• **EXERCISE DIRECTIONS**
Print the entries verbatim, leaving out the images they contain.

-- BEGIN DATA FOR THE TASK --

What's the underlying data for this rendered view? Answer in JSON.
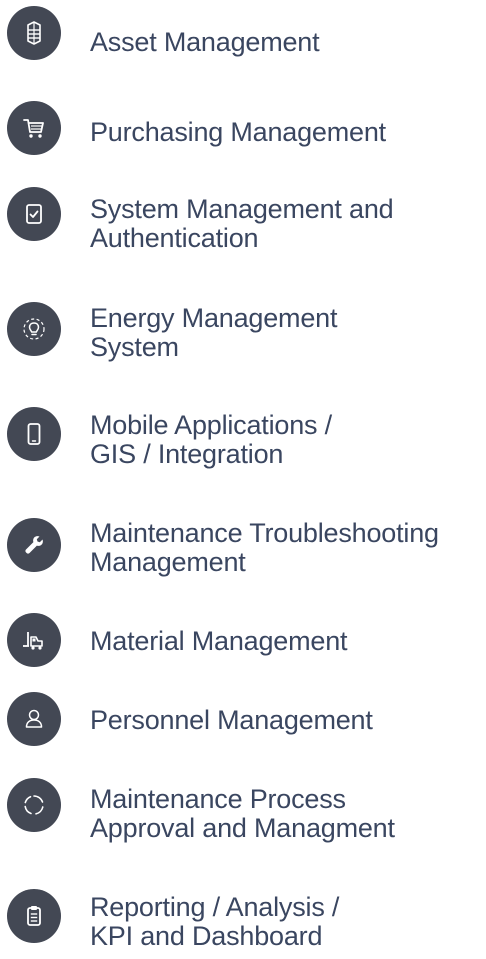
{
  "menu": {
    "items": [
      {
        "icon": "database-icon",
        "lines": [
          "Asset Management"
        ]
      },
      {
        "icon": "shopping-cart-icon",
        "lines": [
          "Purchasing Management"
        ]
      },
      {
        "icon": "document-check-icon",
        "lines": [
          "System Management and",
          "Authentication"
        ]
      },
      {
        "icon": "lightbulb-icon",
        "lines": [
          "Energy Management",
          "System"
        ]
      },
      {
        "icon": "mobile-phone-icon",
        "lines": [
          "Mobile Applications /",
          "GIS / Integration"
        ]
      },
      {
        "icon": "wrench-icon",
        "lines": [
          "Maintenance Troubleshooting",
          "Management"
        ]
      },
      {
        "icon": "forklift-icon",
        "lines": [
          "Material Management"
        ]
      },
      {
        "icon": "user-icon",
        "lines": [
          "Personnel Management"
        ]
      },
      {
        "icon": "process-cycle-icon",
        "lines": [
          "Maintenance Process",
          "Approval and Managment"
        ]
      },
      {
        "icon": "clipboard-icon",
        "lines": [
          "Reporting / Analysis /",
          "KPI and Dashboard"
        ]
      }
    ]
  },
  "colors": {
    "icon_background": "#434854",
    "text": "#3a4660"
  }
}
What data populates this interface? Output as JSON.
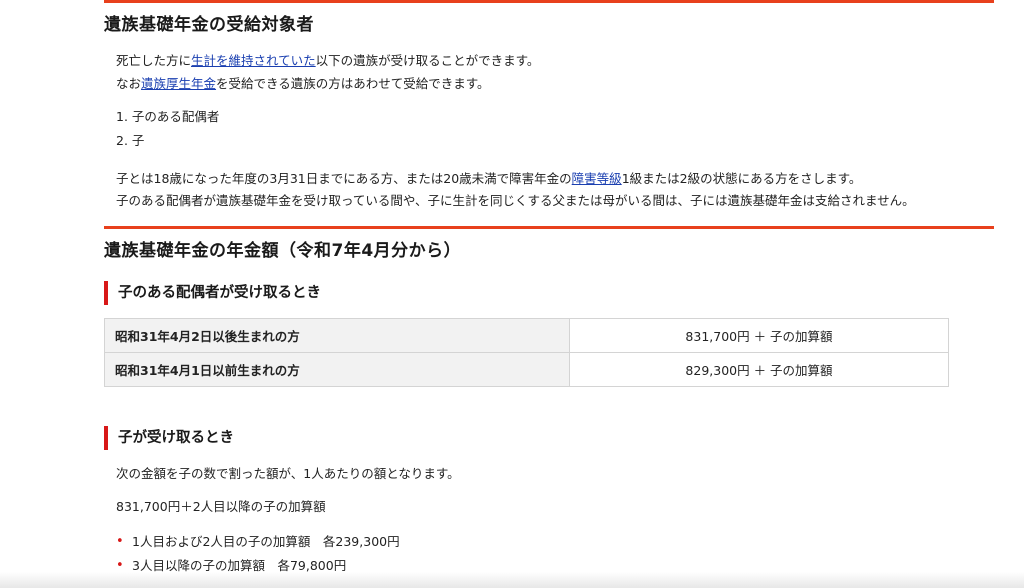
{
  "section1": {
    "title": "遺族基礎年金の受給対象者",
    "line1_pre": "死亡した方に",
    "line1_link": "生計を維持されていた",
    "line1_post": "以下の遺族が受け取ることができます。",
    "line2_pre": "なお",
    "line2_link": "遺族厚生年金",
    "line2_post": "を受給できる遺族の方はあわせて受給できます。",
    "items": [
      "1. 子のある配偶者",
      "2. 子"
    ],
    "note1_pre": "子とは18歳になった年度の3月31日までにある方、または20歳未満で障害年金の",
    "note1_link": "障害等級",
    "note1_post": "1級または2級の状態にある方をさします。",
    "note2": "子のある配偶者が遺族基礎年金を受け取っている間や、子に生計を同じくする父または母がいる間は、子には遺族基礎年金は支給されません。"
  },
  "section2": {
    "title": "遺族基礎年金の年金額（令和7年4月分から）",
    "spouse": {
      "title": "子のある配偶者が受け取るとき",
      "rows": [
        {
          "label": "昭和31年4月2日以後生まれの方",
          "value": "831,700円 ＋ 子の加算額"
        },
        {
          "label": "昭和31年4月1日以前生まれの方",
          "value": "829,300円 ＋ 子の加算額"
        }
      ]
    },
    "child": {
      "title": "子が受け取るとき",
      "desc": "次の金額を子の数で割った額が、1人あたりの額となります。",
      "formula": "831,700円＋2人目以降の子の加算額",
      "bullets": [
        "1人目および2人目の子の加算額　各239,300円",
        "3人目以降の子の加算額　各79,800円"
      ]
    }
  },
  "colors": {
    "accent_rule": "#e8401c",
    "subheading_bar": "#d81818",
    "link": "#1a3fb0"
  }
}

-- END DATA FOR THE TASK --

• **RESPONSE TO THIS EXERCISE**
What's the underlying data for this rendered view? Answer in JSON.
{
  "menu": {
    "items": [
      {
        "icon": "database-icon",
        "lines": [
          "Asset Management"
        ]
      },
      {
        "icon": "shopping-cart-icon",
        "lines": [
          "Purchasing Management"
        ]
      },
      {
        "icon": "document-check-icon",
        "lines": [
          "System Management and",
          "Authentication"
        ]
      },
      {
        "icon": "lightbulb-icon",
        "lines": [
          "Energy Management",
          "System"
        ]
      },
      {
        "icon": "mobile-phone-icon",
        "lines": [
          "Mobile Applications /",
          "GIS / Integration"
        ]
      },
      {
        "icon": "wrench-icon",
        "lines": [
          "Maintenance Troubleshooting",
          "Management"
        ]
      },
      {
        "icon": "forklift-icon",
        "lines": [
          "Material Management"
        ]
      },
      {
        "icon": "user-icon",
        "lines": [
          "Personnel Management"
        ]
      },
      {
        "icon": "process-cycle-icon",
        "lines": [
          "Maintenance Process",
          "Approval and Managment"
        ]
      },
      {
        "icon": "clipboard-icon",
        "lines": [
          "Reporting / Analysis /",
          "KPI and Dashboard"
        ]
      }
    ]
  },
  "colors": {
    "icon_background": "#434854",
    "text": "#3a4660"
  }
}
What data populates this interface? Output as JSON.
{
  "section1": {
    "title": "遺族基礎年金の受給対象者",
    "line1_pre": "死亡した方に",
    "line1_link": "生計を維持されていた",
    "line1_post": "以下の遺族が受け取ることができます。",
    "line2_pre": "なお",
    "line2_link": "遺族厚生年金",
    "line2_post": "を受給できる遺族の方はあわせて受給できます。",
    "items": [
      "1. 子のある配偶者",
      "2. 子"
    ],
    "note1_pre": "子とは18歳になった年度の3月31日までにある方、または20歳未満で障害年金の",
    "note1_link": "障害等級",
    "note1_post": "1級または2級の状態にある方をさします。",
    "note2": "子のある配偶者が遺族基礎年金を受け取っている間や、子に生計を同じくする父または母がいる間は、子には遺族基礎年金は支給されません。"
  },
  "section2": {
    "title": "遺族基礎年金の年金額（令和7年4月分から）",
    "spouse": {
      "title": "子のある配偶者が受け取るとき",
      "rows": [
        {
          "label": "昭和31年4月2日以後生まれの方",
          "value": "831,700円 ＋ 子の加算額"
        },
        {
          "label": "昭和31年4月1日以前生まれの方",
          "value": "829,300円 ＋ 子の加算額"
        }
      ]
    },
    "child": {
      "title": "子が受け取るとき",
      "desc": "次の金額を子の数で割った額が、1人あたりの額となります。",
      "formula": "831,700円＋2人目以降の子の加算額",
      "bullets": [
        "1人目および2人目の子の加算額　各239,300円",
        "3人目以降の子の加算額　各79,800円"
      ]
    }
  },
  "colors": {
    "accent_rule": "#e8401c",
    "subheading_bar": "#d81818",
    "link": "#1a3fb0"
  }
}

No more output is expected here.